_GIVEN TEXT_
┌──

14. The third reason why we should engage with international law is that humanity has often experienced in the past the nefarious effects of the use of power unbridled by law. With the growing web of multilateral treaties among nations, which I described above, many of them undergirded by customary norms, and with the establishment of the International Court of Justice and other adjudicatory bodies for the settlement of disputes, international law has become a real legal system, characterized by a high degree of predictability and stability, in which, as observed by Robert Jennings and Arthur Watts, “every international situation is capable of being determined as a matter of law”. For the first time in human history, we have all come to recognize and rely, even in our everyday lives, on a rules-based international system which is universal in scope and around which co-operation among all nations is organized and implemented.
15. This is so despite the fact that there is no central legislator, nor a legislative body strictly speaking, but a decentralized normative production of rules, the sources of which are set out in Article 38, paragraph 1, of the ICJ Statute. However, without the continuous engagement of States to update the system and to ensure that it does not fall out of touch with reality, there is a risk that certain rules may become outmoded or inadequate for their purpose. Consequently, it is only through such engagement that the evolution of the law with changing historical, social and political circumstances can be assured. This was the case immediately after the two world wars. It was also the case in the aftermath of decolonization in the 1950s and 1960s.
16. To conclude on this point, it bears repeating that international law today is a system from which we all benefit on a daily basis, but which is not often visible to most of us, except when some part of it is broken or is breached by the actions of a State or a group of individuals or corporations, particularly when such actions are amplified through the media. Neither everyday compliance with international law and its application by States, international organizations and adjudicatory bodies, nor the benefits derived from it by individuals on a daily basis are publicized or regularly covered by the media. However, compliance with such rules occurs every day in inter-State relations throughout the world. We also see them applied on a daily basis in areas such as international travel and transportation, global telecommunications and trade, trans-border investment and financial transactions, and investor-State dispute settlement, as well as in the actions of intergovernmental and non-governmental organizations relating to human rights and humanitarian and refugee law.

└──

_SET TASK A_
Render this sentence from the passage on international law into Spanish: "However, compliance with such rules occurs every day in inter-State relations throughout the world."
_SET TASK B_
Write out the part of the passage on international law that begins at the words "15. This is" and stops after "1950s and 1960s.".
The rows after this passage play no part in what is asked here.

_ENTRIES SUPPLIED_
┌──

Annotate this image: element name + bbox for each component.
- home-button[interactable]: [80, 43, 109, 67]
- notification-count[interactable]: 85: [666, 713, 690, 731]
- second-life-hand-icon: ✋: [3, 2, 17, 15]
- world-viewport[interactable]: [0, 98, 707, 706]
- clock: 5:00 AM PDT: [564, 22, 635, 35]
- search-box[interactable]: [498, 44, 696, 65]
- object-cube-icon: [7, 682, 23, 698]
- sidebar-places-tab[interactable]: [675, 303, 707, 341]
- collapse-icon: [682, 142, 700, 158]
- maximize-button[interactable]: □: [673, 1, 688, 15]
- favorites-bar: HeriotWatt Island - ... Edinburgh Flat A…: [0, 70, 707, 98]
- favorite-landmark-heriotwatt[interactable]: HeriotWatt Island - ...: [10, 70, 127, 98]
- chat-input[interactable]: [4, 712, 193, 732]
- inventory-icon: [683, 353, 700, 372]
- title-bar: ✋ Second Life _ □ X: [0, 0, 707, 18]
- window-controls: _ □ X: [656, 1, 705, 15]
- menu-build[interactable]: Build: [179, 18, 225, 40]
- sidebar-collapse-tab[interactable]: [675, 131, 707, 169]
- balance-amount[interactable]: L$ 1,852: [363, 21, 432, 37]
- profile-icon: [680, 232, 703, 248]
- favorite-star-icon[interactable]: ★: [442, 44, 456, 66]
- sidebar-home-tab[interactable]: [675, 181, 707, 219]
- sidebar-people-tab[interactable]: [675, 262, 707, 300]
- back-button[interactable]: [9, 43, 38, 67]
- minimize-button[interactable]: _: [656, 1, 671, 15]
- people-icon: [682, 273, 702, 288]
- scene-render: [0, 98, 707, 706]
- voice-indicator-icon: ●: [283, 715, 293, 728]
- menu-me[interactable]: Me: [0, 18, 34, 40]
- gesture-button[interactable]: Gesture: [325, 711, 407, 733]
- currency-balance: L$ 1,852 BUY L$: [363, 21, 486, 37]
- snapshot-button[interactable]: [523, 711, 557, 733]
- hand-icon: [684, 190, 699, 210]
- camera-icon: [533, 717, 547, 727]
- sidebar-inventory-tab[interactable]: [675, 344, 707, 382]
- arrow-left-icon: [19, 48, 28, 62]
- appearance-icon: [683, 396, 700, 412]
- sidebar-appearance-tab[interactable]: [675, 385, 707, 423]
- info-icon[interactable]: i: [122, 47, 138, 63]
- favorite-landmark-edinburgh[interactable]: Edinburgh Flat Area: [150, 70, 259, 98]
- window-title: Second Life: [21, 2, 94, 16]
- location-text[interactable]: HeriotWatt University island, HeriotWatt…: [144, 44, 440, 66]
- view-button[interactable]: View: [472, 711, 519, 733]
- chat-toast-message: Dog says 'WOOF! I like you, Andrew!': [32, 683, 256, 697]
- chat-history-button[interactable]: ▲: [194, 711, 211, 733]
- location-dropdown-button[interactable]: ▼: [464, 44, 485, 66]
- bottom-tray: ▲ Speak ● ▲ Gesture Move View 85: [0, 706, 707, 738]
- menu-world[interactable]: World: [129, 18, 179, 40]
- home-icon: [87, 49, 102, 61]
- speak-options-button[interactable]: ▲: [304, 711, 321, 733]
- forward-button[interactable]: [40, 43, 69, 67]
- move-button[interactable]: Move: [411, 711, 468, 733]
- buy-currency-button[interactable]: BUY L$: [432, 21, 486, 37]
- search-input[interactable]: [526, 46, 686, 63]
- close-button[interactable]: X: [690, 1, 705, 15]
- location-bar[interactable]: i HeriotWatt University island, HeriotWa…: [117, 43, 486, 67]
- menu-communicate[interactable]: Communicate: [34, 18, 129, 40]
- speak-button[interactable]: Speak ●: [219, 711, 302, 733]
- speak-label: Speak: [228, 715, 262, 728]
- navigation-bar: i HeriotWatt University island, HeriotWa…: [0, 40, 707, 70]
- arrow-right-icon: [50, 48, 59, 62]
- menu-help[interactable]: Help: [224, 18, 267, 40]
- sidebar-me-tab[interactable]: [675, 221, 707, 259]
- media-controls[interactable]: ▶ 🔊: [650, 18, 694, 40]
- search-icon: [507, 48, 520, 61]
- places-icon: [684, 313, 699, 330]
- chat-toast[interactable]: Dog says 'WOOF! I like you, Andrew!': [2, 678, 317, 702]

└──

_SOLUTION A_
Sin embargo, el cumplimiento de tales normas se produce todos los días en las relaciones interestatales en todo el mundo.

_SOLUTION B_
15. This is so despite the fact that there is no central legislator, nor a legislative body strictly speaking, but a decentralized normative production of rules, the sources of which are set out in Article 38, paragraph 1, of the ICJ Statute. However, without the continuous engagement of States to update the system and to ensure that it does not fall out of touch with reality, there is a risk that certain rules may become outmoded or inadequate for their purpose. Consequently, it is only through such engagement that the evolution of the law with changing historical, social and political circumstances can be assured. This was the case immediately after the two world wars. It was also the case in the aftermath of decolonization in the 1950s and 1960s.